Required action 1: List every valuation or performance figure that the passage on Canadian stock valuations gives for a stock index, and name the index each figure belongs to.
Required action 2: Proceed with the passage on Canadian stock valuations, starting right after its last sentence.

Source passage:
Investors who are worried about getting caught up in frothy stocks should look for opportunities across the U.S.’s northern border, says Bank of America strategists.
The bank made the case Tuesday that the valuations of Canadian stocks look more attractive than those in the U.S. and should warrant a closer look from American investors.
The S&P 500 trades at 21.4 times earnings over the next 12 months, the highest level since tech stocks collapsed two decades earlier, while Canadian stocks in the S&P/TSX Composite stand at 17 times. Bank of America says that is a two standard deviation discount, the steepest since the tech bubble.
“We believe the discount is overdone, especially when the composition of the TSX is much better positioned to benefit from the global economic recovery, which we believe is intact,” the strategists said.
So far this year, Canada’s TSX benchmark is up nearly 16% versus 13% for the S&P 500.

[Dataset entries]
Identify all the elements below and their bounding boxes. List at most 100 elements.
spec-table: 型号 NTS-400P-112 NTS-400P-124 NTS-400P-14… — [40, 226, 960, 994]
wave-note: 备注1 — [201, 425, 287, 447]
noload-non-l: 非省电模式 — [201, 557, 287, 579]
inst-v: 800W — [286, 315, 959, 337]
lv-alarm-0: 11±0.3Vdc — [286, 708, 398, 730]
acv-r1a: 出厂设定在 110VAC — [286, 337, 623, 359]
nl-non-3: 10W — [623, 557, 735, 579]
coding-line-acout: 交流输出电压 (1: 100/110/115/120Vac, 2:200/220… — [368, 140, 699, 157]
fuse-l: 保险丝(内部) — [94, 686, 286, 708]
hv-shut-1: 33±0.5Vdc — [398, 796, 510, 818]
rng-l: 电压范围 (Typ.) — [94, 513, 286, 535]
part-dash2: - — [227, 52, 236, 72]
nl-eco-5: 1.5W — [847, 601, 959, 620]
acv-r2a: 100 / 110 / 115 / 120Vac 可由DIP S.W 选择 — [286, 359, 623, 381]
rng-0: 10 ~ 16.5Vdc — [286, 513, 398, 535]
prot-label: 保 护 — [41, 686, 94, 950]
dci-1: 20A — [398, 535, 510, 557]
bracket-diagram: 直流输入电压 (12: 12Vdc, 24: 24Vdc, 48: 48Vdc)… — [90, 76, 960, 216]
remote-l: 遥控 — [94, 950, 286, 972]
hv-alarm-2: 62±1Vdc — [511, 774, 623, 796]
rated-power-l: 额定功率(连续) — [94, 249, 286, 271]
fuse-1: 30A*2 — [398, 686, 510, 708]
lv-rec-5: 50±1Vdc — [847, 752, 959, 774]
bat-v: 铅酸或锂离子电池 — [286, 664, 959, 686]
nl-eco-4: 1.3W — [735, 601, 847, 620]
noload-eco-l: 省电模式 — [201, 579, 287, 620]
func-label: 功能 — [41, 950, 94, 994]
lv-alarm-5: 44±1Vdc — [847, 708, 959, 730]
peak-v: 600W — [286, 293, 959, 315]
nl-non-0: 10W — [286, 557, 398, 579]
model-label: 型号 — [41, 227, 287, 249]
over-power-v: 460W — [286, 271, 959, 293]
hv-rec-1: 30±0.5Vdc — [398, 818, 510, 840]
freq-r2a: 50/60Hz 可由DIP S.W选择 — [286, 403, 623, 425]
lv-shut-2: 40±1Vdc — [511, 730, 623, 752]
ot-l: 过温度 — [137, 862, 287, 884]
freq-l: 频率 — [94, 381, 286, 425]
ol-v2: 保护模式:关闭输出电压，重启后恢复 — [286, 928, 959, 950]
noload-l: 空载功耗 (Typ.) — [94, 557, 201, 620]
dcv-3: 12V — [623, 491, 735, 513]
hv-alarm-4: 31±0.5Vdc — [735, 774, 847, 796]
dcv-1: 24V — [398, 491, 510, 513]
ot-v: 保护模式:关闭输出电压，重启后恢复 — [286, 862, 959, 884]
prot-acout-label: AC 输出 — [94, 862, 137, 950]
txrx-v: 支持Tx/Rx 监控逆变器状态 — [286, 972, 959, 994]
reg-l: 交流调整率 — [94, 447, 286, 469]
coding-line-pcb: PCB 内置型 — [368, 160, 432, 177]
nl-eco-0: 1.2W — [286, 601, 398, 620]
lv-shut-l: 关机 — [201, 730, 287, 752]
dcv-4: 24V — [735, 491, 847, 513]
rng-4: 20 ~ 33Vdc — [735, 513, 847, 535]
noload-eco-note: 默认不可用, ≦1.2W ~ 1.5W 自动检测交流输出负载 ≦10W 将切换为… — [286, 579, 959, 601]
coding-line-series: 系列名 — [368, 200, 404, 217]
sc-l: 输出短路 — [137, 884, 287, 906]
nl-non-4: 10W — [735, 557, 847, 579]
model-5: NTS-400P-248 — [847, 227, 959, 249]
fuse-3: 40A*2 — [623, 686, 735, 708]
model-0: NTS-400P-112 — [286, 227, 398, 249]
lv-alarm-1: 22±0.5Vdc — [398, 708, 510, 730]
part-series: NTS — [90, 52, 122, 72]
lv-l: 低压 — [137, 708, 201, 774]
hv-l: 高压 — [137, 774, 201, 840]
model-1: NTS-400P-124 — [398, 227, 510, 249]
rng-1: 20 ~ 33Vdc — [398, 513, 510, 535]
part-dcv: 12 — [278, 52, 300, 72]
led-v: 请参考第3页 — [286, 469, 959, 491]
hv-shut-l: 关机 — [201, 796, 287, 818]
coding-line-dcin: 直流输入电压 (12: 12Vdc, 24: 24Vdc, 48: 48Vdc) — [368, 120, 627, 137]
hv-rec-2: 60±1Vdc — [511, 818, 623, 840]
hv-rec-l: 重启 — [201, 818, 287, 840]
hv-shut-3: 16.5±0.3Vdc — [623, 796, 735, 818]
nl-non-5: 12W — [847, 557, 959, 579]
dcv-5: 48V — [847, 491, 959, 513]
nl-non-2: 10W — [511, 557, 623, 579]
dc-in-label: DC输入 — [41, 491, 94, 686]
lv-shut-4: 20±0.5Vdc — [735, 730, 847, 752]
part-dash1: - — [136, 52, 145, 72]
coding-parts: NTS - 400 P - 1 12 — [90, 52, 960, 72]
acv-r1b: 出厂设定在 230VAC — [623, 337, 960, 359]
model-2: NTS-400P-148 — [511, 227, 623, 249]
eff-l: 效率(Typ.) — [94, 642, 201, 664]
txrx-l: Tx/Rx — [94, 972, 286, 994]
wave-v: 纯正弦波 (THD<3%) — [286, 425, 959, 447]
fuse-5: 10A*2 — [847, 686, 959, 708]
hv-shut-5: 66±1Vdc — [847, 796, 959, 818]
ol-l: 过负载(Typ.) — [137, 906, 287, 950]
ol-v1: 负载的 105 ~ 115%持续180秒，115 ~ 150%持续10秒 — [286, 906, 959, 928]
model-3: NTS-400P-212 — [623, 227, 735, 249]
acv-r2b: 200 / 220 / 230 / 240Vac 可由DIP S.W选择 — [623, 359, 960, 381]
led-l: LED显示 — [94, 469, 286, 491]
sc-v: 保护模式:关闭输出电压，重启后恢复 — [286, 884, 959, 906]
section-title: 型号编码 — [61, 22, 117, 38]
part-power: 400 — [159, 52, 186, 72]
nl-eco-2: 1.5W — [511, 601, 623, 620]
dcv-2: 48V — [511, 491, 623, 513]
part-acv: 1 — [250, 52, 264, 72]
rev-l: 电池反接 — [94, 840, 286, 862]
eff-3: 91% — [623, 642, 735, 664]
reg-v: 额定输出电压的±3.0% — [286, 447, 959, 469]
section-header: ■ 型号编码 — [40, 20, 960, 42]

Response 1:
- S&P 500: 21.4 times earnings over the next 12 months
- S&P/TSX Composite: 17 times earnings
- S&P/TSX Composite: a two standard deviation discount, the steepest since the tech bubble
- TSX benchmark: up nearly 16% so far this year
- S&P 500: up 13% so far this year

Response 2:
The bank added that when the discount was over one standard deviation below the average, Canadian stocks outperformed those in the S&P 500 nearly two-thirds of the time by roughly 8 percentage points. Just like in the U.S., the rollout of Covid-19 vaccines has strengthened Canada’s economic outlook, making sectors like financials, energy and materials attractive.
But investors need to be mindful of potential shocks from the Federal Reserve in Canadian stocks, too.
BofA strategists added that earlier fiscal tightening by the Fed could lead to a stronger U.S. dollar and weigh on Canadian stocks. In another scenario, if economic growth somehow weakened, growth stocks would likely regain investors’ favor, making the S&P 500 a better play over Canadian stocks in that case.